Please format the entries as a numbered list with blank lines omitted. Begin at the line that contains "label-height-unit: mm <box>276" and stop after the line that contains "label-height-stepper[interactable]: 1,000 ▴".

::::

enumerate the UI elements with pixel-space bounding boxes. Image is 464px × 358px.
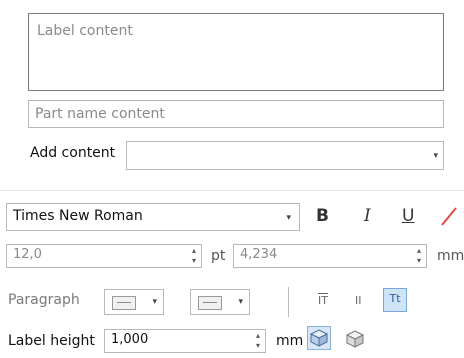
label-height-unit: mm <box>276 333 304 349</box>
toolbar-separator <box>288 287 289 317</box>
add-content-dropdown[interactable]: ▾ <box>126 141 444 170</box>
label-height-value: 1,000 <box>111 332 149 347</box>
align-middle-icon <box>198 296 222 310</box>
part-name-placeholder: Part name content <box>35 106 165 122</box>
font-size-mm-stepper[interactable]: 4,234 ▴ ▾ <box>233 244 427 268</box>
spinner-arrows-icon[interactable]: ▴ ▾ <box>192 246 196 266</box>
section-divider <box>0 190 464 191</box>
chevron-down-icon: ▾ <box>286 213 291 223</box>
italic-button[interactable]: I <box>364 206 371 226</box>
chevron-down-icon: ▾ <box>238 297 243 307</box>
label-content-textarea[interactable]: Label content <box>28 13 444 91</box>
valign-fit-button[interactable]: Tt <box>383 288 407 312</box>
label-height-stepper[interactable]: 1,000 ▴ ▾ <box>104 329 266 353</box>
font-size-value: 12,0 <box>13 247 42 262</box>
label-height-label: Label height <box>8 333 95 349</box>
part-name-input[interactable]: Part name content <box>28 100 444 128</box>
font-size-stepper[interactable]: 12,0 ▴ ▾ <box>6 244 202 268</box>
label-content-placeholder: Label content <box>37 23 133 39</box>
3d-box-active-icon[interactable] <box>307 326 331 350</box>
spinner-arrows-icon[interactable]: ▴ ▾ <box>256 331 260 351</box>
underline-button[interactable]: U <box>402 206 414 226</box>
3d-box-icon[interactable] <box>344 329 366 349</box>
font-family-dropdown[interactable]: Times New Roman ▾ <box>6 203 300 231</box>
horizontal-align-dropdown[interactable]: ▾ <box>104 289 164 315</box>
bold-button[interactable]: B <box>316 206 329 226</box>
paragraph-label: Paragraph <box>8 292 80 308</box>
clear-format-icon[interactable] <box>440 205 458 227</box>
font-size-mm-value: 4,234 <box>240 247 278 262</box>
font-family-value: Times New Roman <box>13 208 143 224</box>
vertical-align-dropdown[interactable]: ▾ <box>190 289 250 315</box>
spinner-arrows-icon[interactable]: ▴ ▾ <box>417 246 421 266</box>
font-size-unit: pt <box>211 248 226 264</box>
font-size-mm-unit: mm <box>437 248 464 264</box>
chevron-down-icon: ▾ <box>433 151 438 161</box>
chevron-down-icon: ▾ <box>152 297 157 307</box>
valign-middle-button[interactable]: II <box>355 294 362 307</box>
valign-top-button[interactable]: IT <box>318 294 328 307</box>
add-content-label: Add content <box>30 145 116 161</box>
align-center-icon <box>112 296 136 310</box>
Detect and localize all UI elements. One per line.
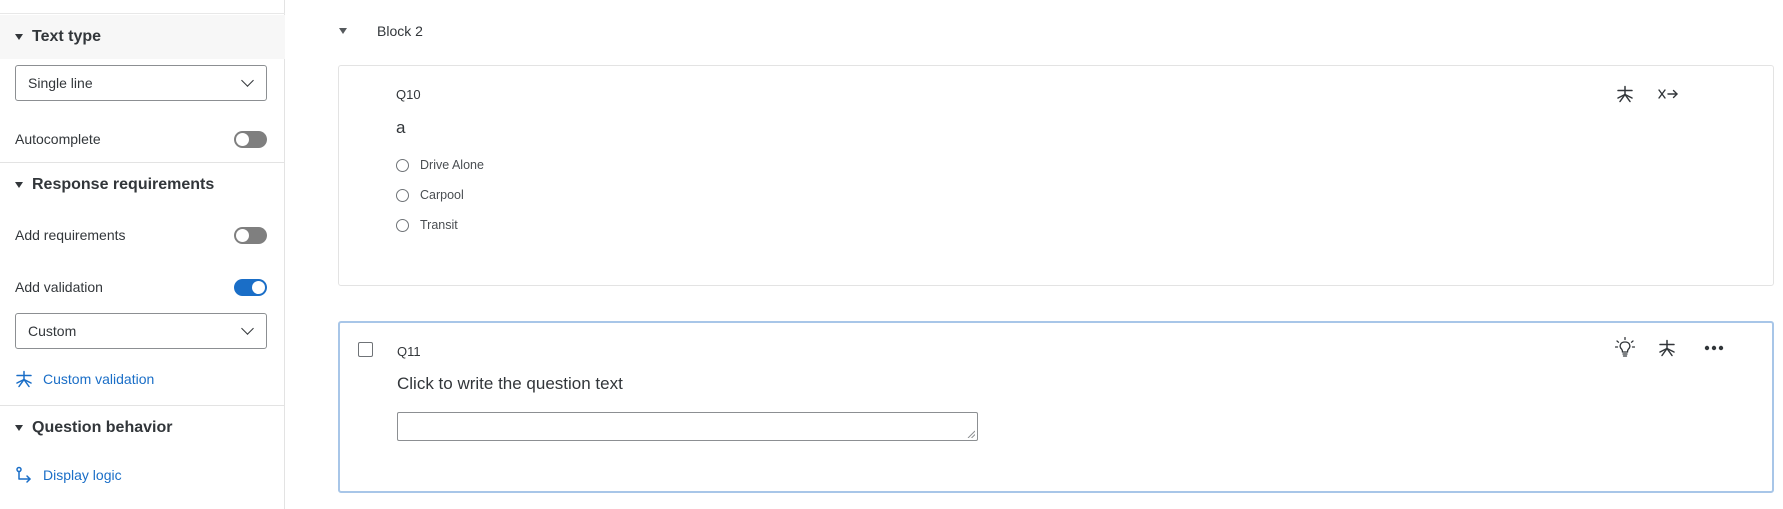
radio-button[interactable] — [396, 188, 409, 202]
autocomplete-toggle[interactable] — [234, 130, 267, 148]
text-type-select-value: Single line — [28, 75, 93, 91]
question-card-q11[interactable]: Q11 Click to write the question text — [338, 321, 1774, 493]
choice-label: Drive Alone — [420, 158, 484, 172]
custom-validation-link[interactable]: Custom validation — [15, 368, 154, 390]
text-entry-box[interactable] — [397, 412, 978, 441]
question-text[interactable]: Click to write the question text — [397, 374, 623, 394]
caret-down-icon — [15, 34, 23, 40]
chevron-down-icon — [241, 322, 254, 335]
text-type-section-header[interactable]: Text type — [0, 15, 285, 59]
validation-type-select-value: Custom — [28, 323, 77, 339]
text-type-select[interactable]: Single line — [15, 65, 267, 101]
chevron-down-icon — [241, 74, 254, 87]
asterisk-icon — [16, 370, 32, 388]
response-requirements-section-header[interactable]: Response requirements — [0, 163, 285, 207]
choice-label: Carpool — [420, 188, 464, 202]
display-logic-label: Display logic — [43, 467, 122, 483]
question-behavior-section-header[interactable]: Question behavior — [0, 406, 285, 450]
caret-down-icon — [15, 182, 23, 188]
question-select-checkbox[interactable] — [358, 342, 373, 357]
validation-type-select[interactable]: Custom — [15, 313, 267, 349]
custom-validation-label: Custom validation — [43, 371, 155, 387]
question-number: Q11 — [397, 344, 421, 359]
question-settings-sidebar: Text type Single line Autocomplete Respo… — [0, 0, 285, 509]
choice-item[interactable]: Carpool — [396, 186, 464, 204]
autocomplete-label: Autocomplete — [15, 131, 101, 147]
question-text[interactable]: a — [396, 118, 405, 138]
skip-arrow-icon[interactable] — [1655, 82, 1681, 106]
branch-arrow-icon — [16, 466, 31, 483]
display-logic-link[interactable]: Display logic — [15, 464, 122, 486]
text-type-title: Text type — [32, 28, 102, 45]
caret-down-icon — [15, 425, 23, 431]
choice-item[interactable]: Drive Alone — [396, 156, 484, 174]
add-requirements-row: Add requirements — [15, 224, 267, 246]
question-behavior-title: Question behavior — [32, 419, 173, 436]
response-requirements-title: Response requirements — [32, 176, 215, 193]
lightbulb-icon[interactable] — [1613, 335, 1637, 361]
choice-item[interactable]: Transit — [396, 216, 458, 234]
more-icon[interactable] — [1700, 336, 1728, 360]
block-title: Block 2 — [377, 23, 423, 39]
asterisk-icon[interactable] — [1613, 82, 1637, 106]
add-requirements-label: Add requirements — [15, 227, 126, 243]
add-requirements-toggle[interactable] — [234, 226, 267, 244]
asterisk-icon[interactable] — [1655, 336, 1679, 360]
question-card-q10[interactable]: Q10 a Drive Alone Carpool Transit — [338, 65, 1774, 286]
choice-label: Transit — [420, 218, 458, 232]
sidebar-top-divider — [0, 0, 285, 14]
autocomplete-row: Autocomplete — [15, 128, 267, 150]
question-number: Q10 — [396, 87, 421, 102]
add-validation-label: Add validation — [15, 279, 103, 295]
radio-button[interactable] — [396, 158, 409, 172]
radio-button[interactable] — [396, 218, 409, 232]
add-validation-toggle[interactable] — [234, 278, 267, 296]
block-header[interactable]: Block 2 — [313, 18, 423, 44]
resize-handle-icon[interactable] — [967, 430, 975, 438]
add-validation-row: Add validation — [15, 276, 267, 298]
survey-editor-canvas: Block 2 Q10 a Drive Alone Carpool Transi… — [313, 0, 1783, 509]
caret-down-icon — [339, 28, 347, 34]
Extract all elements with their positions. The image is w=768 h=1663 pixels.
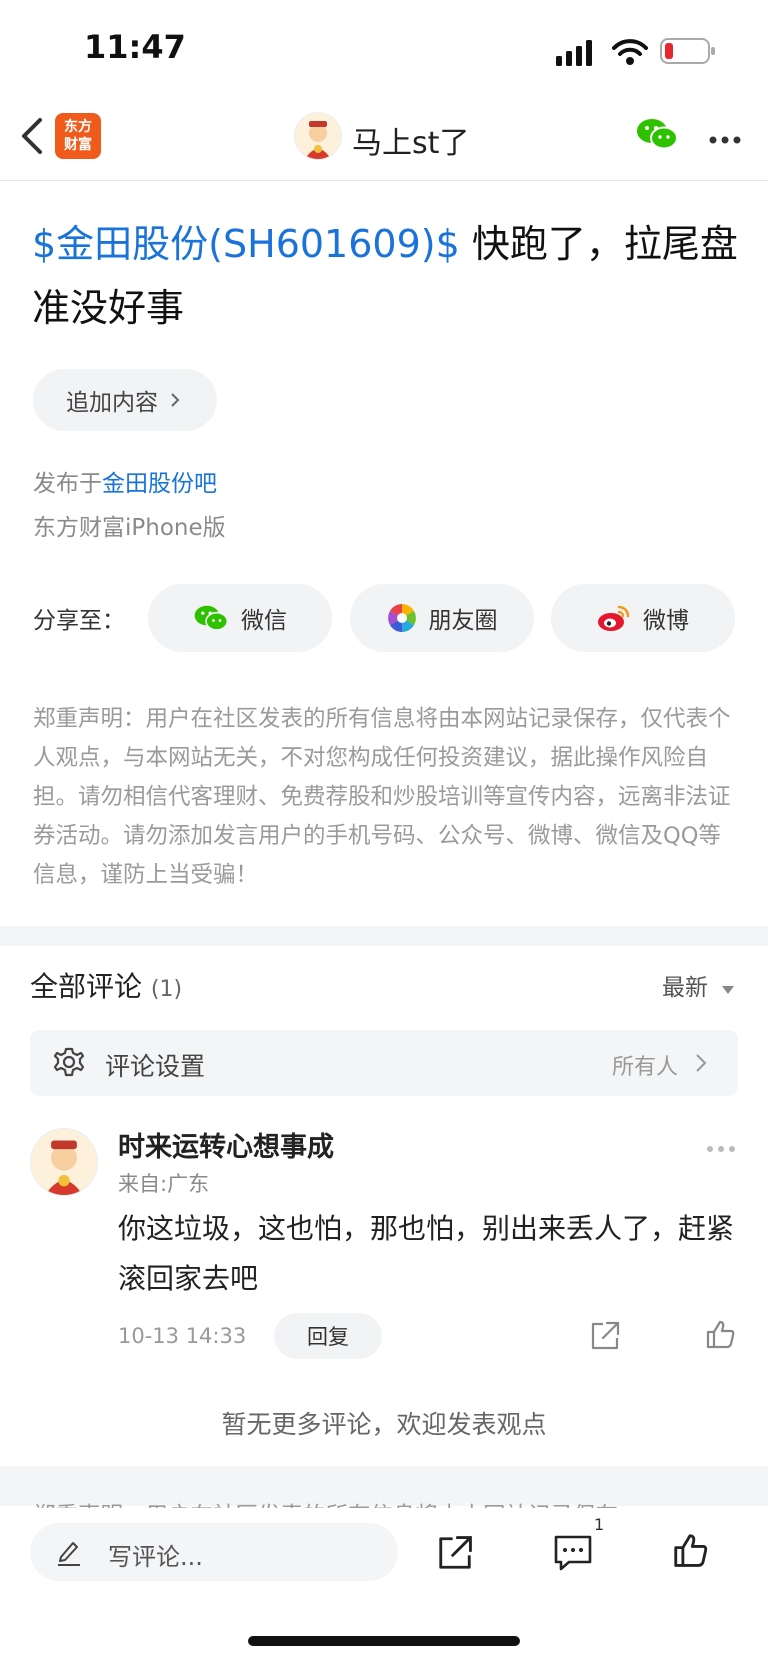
chevron-right-icon [171,393,180,407]
comment-settings-row[interactable]: 评论设置 所有人 [30,1030,738,1096]
add-content-label: 追加内容 [66,390,158,416]
sort-label: 最新 [662,975,708,1001]
comment-count-badge: 1 [594,1515,605,1534]
gear-icon [53,1047,85,1077]
comments-title: 全部评论 [30,970,143,1003]
wechat-share-icon[interactable] [635,116,679,156]
published-in: 发布于金田股份吧 [33,464,217,498]
status-time: 11:47 [84,28,186,66]
wechat-icon [194,605,229,631]
weibo-icon [598,605,630,631]
moments-icon [387,604,416,632]
comment-like-icon[interactable] [704,1318,736,1354]
comment-icon[interactable] [553,1534,593,1576]
commenter-location: 来自:广东 [118,1172,210,1196]
sort-dropdown[interactable]: 最新 [662,968,735,1002]
battery-icon [660,37,716,69]
home-indicator [248,1636,520,1646]
no-more-comments: 暂无更多评论，欢迎发表观点 [221,1410,547,1439]
back-icon[interactable] [18,116,44,160]
commenter-avatar[interactable] [30,1128,98,1196]
disclaimer-text: 郑重声明：用户在社区发表的所有信息将由本网站记录保存，仅代表个人观点，与本网站无… [33,706,731,888]
app-logo-text-2: 财富 [64,137,92,153]
share-moments-label: 朋友圈 [428,608,498,634]
comment-text: 你这垃圾，这也怕，那也怕，别出来丢人了，赶紧滚回家去吧 [118,1212,735,1295]
comment-input[interactable]: 写评论... [30,1523,398,1581]
stock-tag-link[interactable]: $金田股份(SH601609)$ [32,222,460,266]
pencil-icon [58,1542,80,1566]
comment-share-icon[interactable] [589,1320,621,1356]
comment-time: 10-13 14:33 [118,1324,247,1348]
caret-down-icon [722,986,735,994]
commenter-name[interactable]: 时来运转心想事成 [118,1125,334,1164]
app-logo[interactable]: 东方 财富 [55,113,101,159]
post-device: 东方财富iPhone版 [33,515,226,541]
post-title: $金田股份(SH601609)$ 快跑了，拉尾盘准没好事 [32,212,742,340]
author-name[interactable]: 马上st了 [352,118,469,162]
share-wechat-button[interactable]: 微信 [148,584,332,652]
more-icon[interactable] [708,130,742,149]
published-prefix: 发布于 [33,471,102,497]
reply-label: 回复 [307,1325,349,1349]
comment-input-placeholder: 写评论... [108,1543,203,1571]
forum-link[interactable]: 金田股份吧 [102,471,217,497]
comment-more-icon[interactable] [706,1138,736,1157]
reply-button[interactable]: 回复 [274,1313,382,1359]
share-label: 分享至： [33,608,125,634]
comments-count: (1) [150,977,183,1002]
cellular-signal-icon [556,40,596,70]
comment-settings-value: 所有人 [611,1055,678,1080]
share-moments-button[interactable]: 朋友圈 [350,584,534,652]
comments-header: 全部评论 (1) [30,965,182,1005]
app-logo-text-1: 东方 [64,119,92,135]
chevron-right-icon [696,1054,707,1072]
share-wechat-label: 微信 [241,608,287,634]
comment-settings-label: 评论设置 [105,1052,206,1081]
share-weibo-button[interactable]: 微博 [551,584,735,652]
author-avatar[interactable] [294,112,342,160]
like-icon[interactable] [671,1530,709,1574]
section-divider [0,926,768,946]
add-content-button[interactable]: 追加内容 [33,369,217,431]
share-icon[interactable] [436,1534,474,1576]
wifi-icon [612,38,648,70]
share-weibo-label: 微博 [643,608,689,634]
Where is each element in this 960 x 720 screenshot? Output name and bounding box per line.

::::

### [Output below]
1. label-height-unit: mm <box>276 333 304 349</box>
2. toolbar-separator <box>288 287 289 317</box>
3. add-content-dropdown[interactable]: ▾ <box>126 141 444 170</box>
4. label-height-value: 1,000 <box>111 332 149 347</box>
5. align-middle-icon <box>198 296 222 310</box>
6. part-name-placeholder: Part name content <box>35 106 165 122</box>
7. font-size-mm-stepper[interactable]: 4,234 ▴ ▾ <box>233 244 427 268</box>
8. spinner-arrows-icon[interactable]: ▴ ▾ <box>192 246 196 266</box>
9. section-divider <box>0 190 464 191</box>
10. chevron-down-icon: ▾ <box>286 213 291 223</box>
11. italic-button[interactable]: I <box>364 206 371 226</box>
12. chevron-down-icon: ▾ <box>238 297 243 307</box>
13. label-content-textarea[interactable]: Label content <box>28 13 444 91</box>
14. valign-fit-button[interactable]: Tt <box>383 288 407 312</box>
15. label-height-stepper[interactable]: 1,000 ▴ ▾ <box>104 329 266 353</box>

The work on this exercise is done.